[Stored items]

--- BEGIN ---

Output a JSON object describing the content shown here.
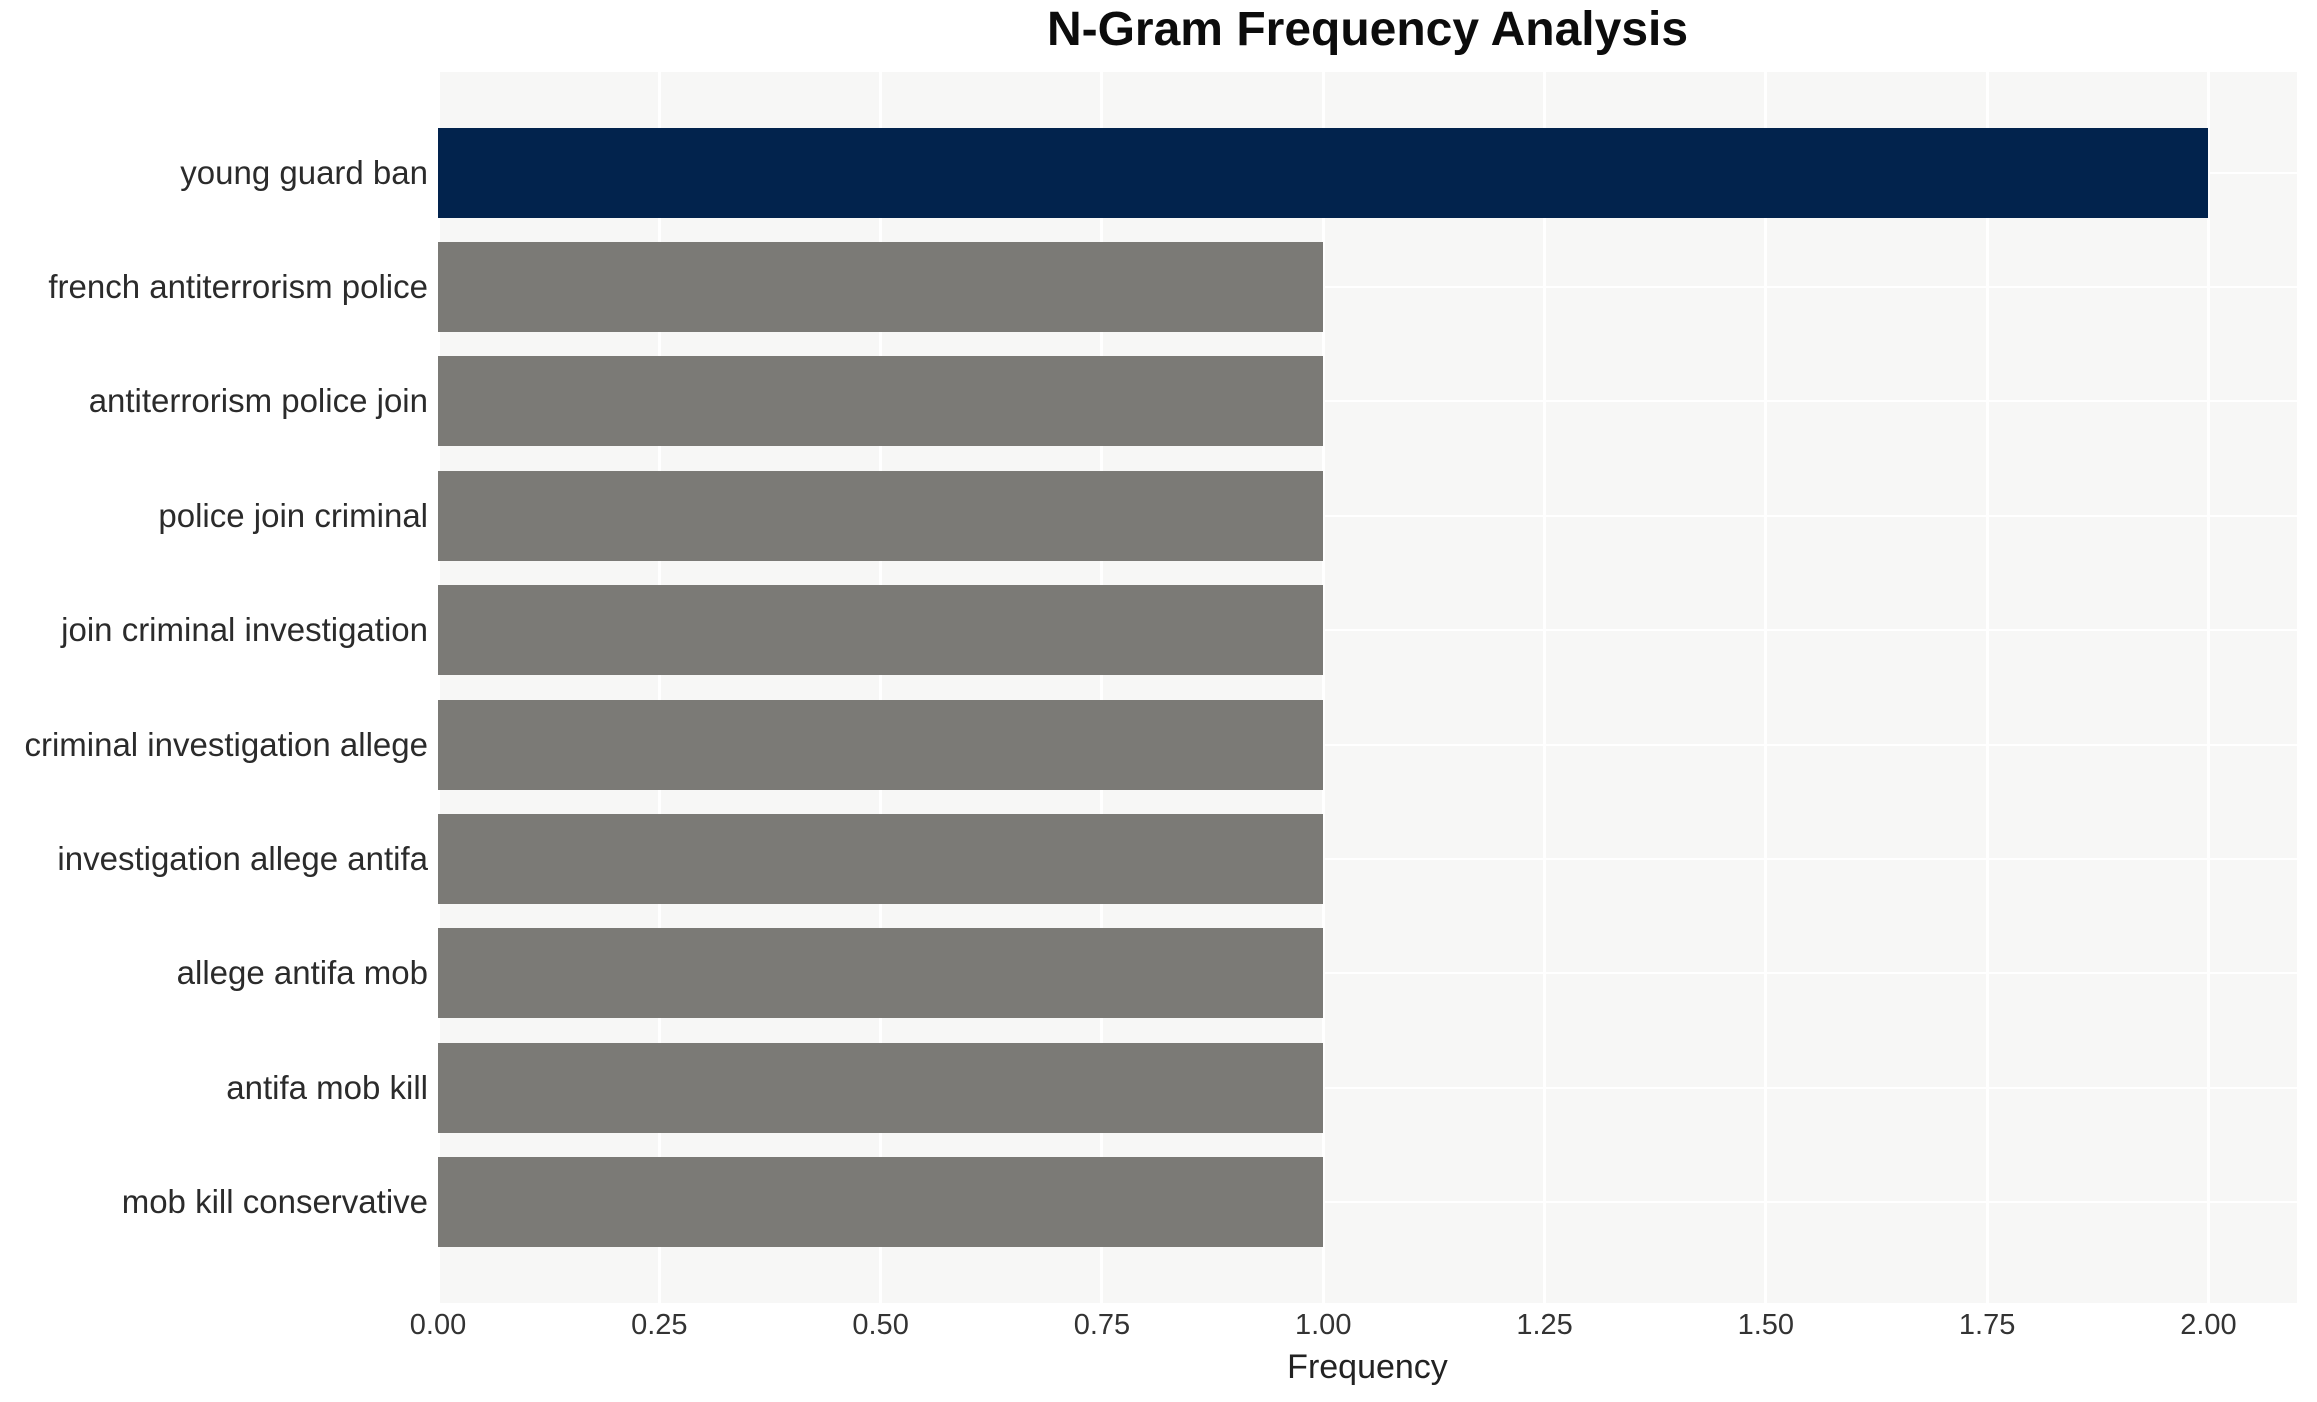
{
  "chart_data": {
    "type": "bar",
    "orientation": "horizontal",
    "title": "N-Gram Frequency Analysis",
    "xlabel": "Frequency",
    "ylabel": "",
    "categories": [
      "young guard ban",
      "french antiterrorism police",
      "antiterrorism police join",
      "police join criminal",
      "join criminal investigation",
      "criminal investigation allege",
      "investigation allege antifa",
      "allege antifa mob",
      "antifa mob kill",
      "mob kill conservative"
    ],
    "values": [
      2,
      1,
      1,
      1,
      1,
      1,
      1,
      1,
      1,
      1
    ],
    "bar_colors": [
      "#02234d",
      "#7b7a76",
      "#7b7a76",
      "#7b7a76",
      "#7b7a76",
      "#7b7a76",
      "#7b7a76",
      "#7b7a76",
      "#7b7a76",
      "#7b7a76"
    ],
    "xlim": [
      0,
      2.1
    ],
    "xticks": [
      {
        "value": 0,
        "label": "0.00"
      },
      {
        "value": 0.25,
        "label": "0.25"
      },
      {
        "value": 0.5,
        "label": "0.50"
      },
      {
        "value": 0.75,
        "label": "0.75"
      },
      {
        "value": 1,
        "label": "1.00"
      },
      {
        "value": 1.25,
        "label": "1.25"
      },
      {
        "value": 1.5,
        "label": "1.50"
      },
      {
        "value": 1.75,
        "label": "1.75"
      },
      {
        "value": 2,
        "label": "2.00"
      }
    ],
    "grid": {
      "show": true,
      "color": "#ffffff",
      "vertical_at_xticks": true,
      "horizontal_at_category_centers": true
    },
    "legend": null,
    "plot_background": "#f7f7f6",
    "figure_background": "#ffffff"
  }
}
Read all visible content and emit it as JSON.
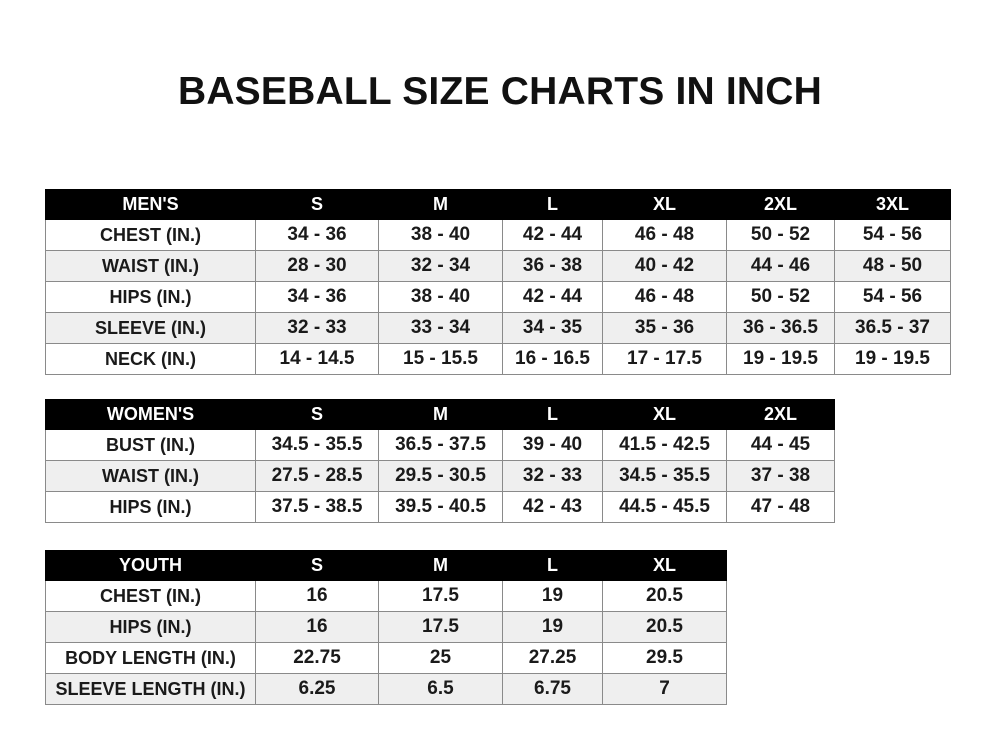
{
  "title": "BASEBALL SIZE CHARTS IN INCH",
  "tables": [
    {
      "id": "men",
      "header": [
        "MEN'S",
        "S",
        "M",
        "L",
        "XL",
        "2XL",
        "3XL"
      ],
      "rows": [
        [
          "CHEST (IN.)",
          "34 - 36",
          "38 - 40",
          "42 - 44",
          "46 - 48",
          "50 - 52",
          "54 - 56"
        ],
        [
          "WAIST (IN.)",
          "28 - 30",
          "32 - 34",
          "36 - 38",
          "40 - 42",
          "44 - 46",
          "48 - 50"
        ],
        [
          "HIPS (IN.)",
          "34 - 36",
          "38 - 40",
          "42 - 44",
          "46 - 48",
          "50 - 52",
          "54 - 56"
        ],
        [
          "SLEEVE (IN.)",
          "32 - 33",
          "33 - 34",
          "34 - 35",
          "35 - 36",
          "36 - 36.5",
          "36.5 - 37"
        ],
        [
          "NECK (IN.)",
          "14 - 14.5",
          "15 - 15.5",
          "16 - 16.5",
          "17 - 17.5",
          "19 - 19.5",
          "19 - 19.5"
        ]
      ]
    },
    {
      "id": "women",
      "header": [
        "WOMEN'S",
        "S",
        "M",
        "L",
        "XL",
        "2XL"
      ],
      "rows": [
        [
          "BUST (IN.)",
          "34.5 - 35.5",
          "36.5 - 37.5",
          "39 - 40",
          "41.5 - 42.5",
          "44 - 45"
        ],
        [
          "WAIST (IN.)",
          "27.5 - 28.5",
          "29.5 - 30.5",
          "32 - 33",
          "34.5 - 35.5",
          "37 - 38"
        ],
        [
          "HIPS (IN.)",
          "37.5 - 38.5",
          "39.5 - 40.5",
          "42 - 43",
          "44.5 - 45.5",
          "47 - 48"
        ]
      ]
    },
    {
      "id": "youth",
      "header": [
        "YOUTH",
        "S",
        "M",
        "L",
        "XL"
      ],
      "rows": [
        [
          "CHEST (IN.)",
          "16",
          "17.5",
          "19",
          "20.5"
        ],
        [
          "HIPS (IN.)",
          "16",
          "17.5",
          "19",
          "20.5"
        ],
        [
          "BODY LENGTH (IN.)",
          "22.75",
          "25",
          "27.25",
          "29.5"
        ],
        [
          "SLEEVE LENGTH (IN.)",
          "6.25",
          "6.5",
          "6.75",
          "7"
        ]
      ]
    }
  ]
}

--- END ---

■ DO THIS ■
Retype all of the entries exactly as written, leaving out any images.

■ ANSWER TO THE TASK ■
Output a JSON object describing the content shown here.
{
  "chart_data": {
    "type": "bar",
    "orientation": "horizontal",
    "title": "N-Gram Frequency Analysis",
    "xlabel": "Frequency",
    "ylabel": "",
    "categories": [
      "young guard ban",
      "french antiterrorism police",
      "antiterrorism police join",
      "police join criminal",
      "join criminal investigation",
      "criminal investigation allege",
      "investigation allege antifa",
      "allege antifa mob",
      "antifa mob kill",
      "mob kill conservative"
    ],
    "values": [
      2,
      1,
      1,
      1,
      1,
      1,
      1,
      1,
      1,
      1
    ],
    "bar_colors": [
      "#02234d",
      "#7b7a76",
      "#7b7a76",
      "#7b7a76",
      "#7b7a76",
      "#7b7a76",
      "#7b7a76",
      "#7b7a76",
      "#7b7a76",
      "#7b7a76"
    ],
    "xlim": [
      0,
      2.1
    ],
    "xticks": [
      {
        "value": 0,
        "label": "0.00"
      },
      {
        "value": 0.25,
        "label": "0.25"
      },
      {
        "value": 0.5,
        "label": "0.50"
      },
      {
        "value": 0.75,
        "label": "0.75"
      },
      {
        "value": 1,
        "label": "1.00"
      },
      {
        "value": 1.25,
        "label": "1.25"
      },
      {
        "value": 1.5,
        "label": "1.50"
      },
      {
        "value": 1.75,
        "label": "1.75"
      },
      {
        "value": 2,
        "label": "2.00"
      }
    ],
    "grid": {
      "show": true,
      "color": "#ffffff",
      "vertical_at_xticks": true,
      "horizontal_at_category_centers": true
    },
    "legend": null,
    "plot_background": "#f7f7f6",
    "figure_background": "#ffffff"
  }
}
Read all visible content and emit it as JSON.
{
  "title": "BASEBALL SIZE CHARTS IN INCH",
  "tables": [
    {
      "id": "men",
      "header": [
        "MEN'S",
        "S",
        "M",
        "L",
        "XL",
        "2XL",
        "3XL"
      ],
      "rows": [
        [
          "CHEST (IN.)",
          "34 - 36",
          "38 - 40",
          "42 - 44",
          "46 - 48",
          "50 - 52",
          "54 - 56"
        ],
        [
          "WAIST (IN.)",
          "28 - 30",
          "32 - 34",
          "36 - 38",
          "40 - 42",
          "44 - 46",
          "48 - 50"
        ],
        [
          "HIPS (IN.)",
          "34 - 36",
          "38 - 40",
          "42 - 44",
          "46 - 48",
          "50 - 52",
          "54 - 56"
        ],
        [
          "SLEEVE (IN.)",
          "32 - 33",
          "33 - 34",
          "34 - 35",
          "35 - 36",
          "36 - 36.5",
          "36.5 - 37"
        ],
        [
          "NECK (IN.)",
          "14 - 14.5",
          "15 - 15.5",
          "16 - 16.5",
          "17 - 17.5",
          "19 - 19.5",
          "19 - 19.5"
        ]
      ]
    },
    {
      "id": "women",
      "header": [
        "WOMEN'S",
        "S",
        "M",
        "L",
        "XL",
        "2XL"
      ],
      "rows": [
        [
          "BUST (IN.)",
          "34.5 - 35.5",
          "36.5 - 37.5",
          "39 - 40",
          "41.5 - 42.5",
          "44 - 45"
        ],
        [
          "WAIST (IN.)",
          "27.5 - 28.5",
          "29.5 - 30.5",
          "32 - 33",
          "34.5 - 35.5",
          "37 - 38"
        ],
        [
          "HIPS (IN.)",
          "37.5 - 38.5",
          "39.5 - 40.5",
          "42 - 43",
          "44.5 - 45.5",
          "47 - 48"
        ]
      ]
    },
    {
      "id": "youth",
      "header": [
        "YOUTH",
        "S",
        "M",
        "L",
        "XL"
      ],
      "rows": [
        [
          "CHEST (IN.)",
          "16",
          "17.5",
          "19",
          "20.5"
        ],
        [
          "HIPS (IN.)",
          "16",
          "17.5",
          "19",
          "20.5"
        ],
        [
          "BODY LENGTH (IN.)",
          "22.75",
          "25",
          "27.25",
          "29.5"
        ],
        [
          "SLEEVE LENGTH (IN.)",
          "6.25",
          "6.5",
          "6.75",
          "7"
        ]
      ]
    }
  ]
}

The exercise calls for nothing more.